## BEGIN
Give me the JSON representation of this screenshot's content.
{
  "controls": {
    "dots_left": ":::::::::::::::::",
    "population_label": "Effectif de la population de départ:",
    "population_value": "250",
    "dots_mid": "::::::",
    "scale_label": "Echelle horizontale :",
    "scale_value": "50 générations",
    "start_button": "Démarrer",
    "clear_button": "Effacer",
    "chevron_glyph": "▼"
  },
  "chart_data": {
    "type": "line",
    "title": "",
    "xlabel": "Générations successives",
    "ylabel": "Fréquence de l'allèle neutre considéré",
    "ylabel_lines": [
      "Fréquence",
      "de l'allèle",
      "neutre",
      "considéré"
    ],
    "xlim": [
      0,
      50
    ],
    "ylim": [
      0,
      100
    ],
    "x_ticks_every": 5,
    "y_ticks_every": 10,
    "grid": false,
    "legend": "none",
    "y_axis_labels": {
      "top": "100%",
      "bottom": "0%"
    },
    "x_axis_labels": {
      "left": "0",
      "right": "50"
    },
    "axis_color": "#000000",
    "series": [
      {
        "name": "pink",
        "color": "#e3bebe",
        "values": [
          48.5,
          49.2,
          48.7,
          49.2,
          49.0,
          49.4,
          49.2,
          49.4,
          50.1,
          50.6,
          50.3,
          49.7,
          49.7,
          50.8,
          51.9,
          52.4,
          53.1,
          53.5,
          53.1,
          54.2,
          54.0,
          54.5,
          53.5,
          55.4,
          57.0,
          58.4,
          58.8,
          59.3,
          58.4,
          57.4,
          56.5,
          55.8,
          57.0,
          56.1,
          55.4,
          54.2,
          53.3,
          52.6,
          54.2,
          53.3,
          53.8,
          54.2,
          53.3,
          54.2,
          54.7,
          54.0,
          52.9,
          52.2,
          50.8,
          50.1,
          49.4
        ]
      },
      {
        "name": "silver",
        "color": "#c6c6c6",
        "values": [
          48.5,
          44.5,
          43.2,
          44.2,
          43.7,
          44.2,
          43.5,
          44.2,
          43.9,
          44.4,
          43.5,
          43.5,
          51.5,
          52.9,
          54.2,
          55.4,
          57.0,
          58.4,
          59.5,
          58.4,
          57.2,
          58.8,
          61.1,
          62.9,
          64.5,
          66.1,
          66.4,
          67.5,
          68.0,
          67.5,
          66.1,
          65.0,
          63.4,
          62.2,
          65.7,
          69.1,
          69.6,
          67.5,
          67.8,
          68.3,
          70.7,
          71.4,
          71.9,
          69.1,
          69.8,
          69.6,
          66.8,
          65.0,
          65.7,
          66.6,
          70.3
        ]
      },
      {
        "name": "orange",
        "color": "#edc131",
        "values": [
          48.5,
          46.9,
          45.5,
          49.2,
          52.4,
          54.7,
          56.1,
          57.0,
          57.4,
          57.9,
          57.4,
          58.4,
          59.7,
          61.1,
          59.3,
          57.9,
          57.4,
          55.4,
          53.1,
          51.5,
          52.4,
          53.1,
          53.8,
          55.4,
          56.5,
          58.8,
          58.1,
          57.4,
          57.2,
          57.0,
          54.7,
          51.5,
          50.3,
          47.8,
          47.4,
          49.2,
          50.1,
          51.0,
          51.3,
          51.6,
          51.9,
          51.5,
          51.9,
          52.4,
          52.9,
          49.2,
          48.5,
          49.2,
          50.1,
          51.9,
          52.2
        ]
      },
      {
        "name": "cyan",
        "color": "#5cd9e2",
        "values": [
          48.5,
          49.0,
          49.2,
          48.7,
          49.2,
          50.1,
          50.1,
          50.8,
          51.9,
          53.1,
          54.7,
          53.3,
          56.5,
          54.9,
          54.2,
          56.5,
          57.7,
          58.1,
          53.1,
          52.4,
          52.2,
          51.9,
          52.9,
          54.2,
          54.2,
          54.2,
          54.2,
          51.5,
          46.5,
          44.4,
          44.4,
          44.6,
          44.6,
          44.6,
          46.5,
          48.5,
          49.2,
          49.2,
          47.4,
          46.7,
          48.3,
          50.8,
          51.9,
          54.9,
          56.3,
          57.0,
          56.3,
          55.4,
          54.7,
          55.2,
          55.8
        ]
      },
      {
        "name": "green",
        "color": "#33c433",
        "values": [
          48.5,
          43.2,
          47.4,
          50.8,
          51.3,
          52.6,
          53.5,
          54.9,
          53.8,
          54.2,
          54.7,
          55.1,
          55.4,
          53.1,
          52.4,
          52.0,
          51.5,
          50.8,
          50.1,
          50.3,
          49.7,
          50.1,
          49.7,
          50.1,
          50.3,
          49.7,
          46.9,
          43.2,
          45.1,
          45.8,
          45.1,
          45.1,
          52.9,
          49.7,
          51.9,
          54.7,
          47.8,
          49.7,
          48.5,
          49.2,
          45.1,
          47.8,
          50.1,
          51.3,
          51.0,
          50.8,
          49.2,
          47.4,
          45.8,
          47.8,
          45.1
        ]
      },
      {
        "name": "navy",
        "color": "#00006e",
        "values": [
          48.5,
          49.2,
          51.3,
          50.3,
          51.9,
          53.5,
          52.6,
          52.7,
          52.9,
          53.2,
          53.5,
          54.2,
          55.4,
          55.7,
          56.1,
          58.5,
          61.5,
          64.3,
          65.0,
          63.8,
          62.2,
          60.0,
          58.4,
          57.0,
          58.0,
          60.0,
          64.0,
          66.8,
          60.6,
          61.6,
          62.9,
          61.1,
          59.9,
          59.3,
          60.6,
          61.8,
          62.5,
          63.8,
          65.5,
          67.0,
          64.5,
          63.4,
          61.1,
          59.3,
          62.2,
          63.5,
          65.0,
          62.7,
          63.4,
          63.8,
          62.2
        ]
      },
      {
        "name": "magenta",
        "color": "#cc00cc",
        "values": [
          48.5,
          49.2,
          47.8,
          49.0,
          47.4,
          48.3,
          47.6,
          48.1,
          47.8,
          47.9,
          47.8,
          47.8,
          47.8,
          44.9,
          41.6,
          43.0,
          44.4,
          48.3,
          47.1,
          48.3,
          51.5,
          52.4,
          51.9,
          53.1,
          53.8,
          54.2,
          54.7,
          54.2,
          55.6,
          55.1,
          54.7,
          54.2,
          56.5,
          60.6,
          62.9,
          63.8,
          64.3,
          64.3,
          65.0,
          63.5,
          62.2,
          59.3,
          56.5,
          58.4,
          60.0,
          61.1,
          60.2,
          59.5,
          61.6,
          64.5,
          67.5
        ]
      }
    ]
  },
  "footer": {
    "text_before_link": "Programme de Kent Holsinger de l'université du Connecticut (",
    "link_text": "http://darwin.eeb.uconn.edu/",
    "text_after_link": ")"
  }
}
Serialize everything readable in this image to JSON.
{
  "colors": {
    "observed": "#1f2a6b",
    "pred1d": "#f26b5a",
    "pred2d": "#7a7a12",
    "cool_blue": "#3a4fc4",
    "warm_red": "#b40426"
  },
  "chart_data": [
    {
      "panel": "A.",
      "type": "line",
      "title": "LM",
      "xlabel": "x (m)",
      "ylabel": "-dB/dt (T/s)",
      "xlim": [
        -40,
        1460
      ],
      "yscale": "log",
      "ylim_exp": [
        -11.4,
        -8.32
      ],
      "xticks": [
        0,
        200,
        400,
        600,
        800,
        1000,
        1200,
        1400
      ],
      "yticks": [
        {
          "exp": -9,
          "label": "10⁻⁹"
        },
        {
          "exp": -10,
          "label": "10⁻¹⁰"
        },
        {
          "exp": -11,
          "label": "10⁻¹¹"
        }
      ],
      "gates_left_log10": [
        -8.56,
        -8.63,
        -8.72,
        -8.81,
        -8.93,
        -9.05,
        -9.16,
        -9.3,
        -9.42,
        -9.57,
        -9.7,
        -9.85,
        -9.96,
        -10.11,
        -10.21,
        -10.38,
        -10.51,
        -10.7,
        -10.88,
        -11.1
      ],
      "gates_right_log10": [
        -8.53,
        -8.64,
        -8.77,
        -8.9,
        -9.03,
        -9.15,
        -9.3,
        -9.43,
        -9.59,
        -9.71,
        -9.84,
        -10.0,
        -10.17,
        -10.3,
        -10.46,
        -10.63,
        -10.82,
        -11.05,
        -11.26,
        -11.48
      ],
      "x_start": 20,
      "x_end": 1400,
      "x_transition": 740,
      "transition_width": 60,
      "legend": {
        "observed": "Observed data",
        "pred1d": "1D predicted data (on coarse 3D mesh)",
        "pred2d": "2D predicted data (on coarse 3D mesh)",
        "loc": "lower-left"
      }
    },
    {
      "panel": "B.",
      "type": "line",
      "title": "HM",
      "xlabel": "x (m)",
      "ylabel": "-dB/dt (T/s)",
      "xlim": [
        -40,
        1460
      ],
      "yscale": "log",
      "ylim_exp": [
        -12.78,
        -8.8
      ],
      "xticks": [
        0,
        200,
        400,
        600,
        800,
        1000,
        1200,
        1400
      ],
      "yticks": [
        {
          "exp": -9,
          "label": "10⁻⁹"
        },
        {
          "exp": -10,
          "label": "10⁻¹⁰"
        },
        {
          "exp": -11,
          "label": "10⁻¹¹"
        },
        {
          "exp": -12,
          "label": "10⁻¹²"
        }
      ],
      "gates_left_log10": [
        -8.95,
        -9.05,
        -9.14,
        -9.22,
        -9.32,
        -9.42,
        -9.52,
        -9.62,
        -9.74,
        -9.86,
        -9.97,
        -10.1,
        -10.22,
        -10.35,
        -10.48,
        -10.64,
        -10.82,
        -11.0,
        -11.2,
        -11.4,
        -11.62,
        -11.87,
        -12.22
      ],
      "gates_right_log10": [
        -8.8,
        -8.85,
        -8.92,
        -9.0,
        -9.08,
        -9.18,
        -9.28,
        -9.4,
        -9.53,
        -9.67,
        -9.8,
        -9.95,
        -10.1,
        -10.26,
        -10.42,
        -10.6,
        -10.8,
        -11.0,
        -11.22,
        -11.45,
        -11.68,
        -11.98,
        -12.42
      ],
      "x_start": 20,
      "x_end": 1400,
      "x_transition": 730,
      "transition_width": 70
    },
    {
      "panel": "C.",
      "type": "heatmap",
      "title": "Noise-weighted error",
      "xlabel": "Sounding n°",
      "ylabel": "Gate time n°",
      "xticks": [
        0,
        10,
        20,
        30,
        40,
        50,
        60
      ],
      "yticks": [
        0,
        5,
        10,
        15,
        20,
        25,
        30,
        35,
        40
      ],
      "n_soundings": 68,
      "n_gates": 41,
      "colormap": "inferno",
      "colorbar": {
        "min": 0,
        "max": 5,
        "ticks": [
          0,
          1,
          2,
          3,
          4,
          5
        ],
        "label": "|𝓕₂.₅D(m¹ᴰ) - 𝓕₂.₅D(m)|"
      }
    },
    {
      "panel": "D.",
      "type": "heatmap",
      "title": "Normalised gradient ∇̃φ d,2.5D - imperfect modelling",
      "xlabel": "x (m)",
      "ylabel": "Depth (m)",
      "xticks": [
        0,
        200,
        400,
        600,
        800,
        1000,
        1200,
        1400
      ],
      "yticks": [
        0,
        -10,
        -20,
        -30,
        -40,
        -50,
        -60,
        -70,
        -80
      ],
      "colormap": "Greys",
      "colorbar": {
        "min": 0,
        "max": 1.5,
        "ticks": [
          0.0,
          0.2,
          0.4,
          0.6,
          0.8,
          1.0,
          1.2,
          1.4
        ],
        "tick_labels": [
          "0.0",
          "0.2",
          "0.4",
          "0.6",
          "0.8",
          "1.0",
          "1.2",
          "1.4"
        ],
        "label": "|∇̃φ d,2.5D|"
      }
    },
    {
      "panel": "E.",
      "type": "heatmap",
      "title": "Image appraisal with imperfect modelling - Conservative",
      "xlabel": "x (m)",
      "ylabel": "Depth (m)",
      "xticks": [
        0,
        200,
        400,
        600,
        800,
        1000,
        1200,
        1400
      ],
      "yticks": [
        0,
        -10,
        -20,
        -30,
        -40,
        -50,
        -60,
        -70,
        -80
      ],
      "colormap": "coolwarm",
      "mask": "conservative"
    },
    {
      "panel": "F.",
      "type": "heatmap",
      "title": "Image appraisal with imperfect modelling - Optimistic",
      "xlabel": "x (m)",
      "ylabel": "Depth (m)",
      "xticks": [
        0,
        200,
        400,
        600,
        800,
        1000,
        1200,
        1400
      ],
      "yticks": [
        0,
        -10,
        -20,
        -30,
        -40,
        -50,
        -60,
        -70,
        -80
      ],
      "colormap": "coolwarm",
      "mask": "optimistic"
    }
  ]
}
## END
* _Work instructions_
Find each line with the string "colormap" and copy it out.

* _Full solution_
      "colormap": "inferno",
      "colormap": "Greys",
      "colormap": "coolwarm",
      "colormap": "coolwarm",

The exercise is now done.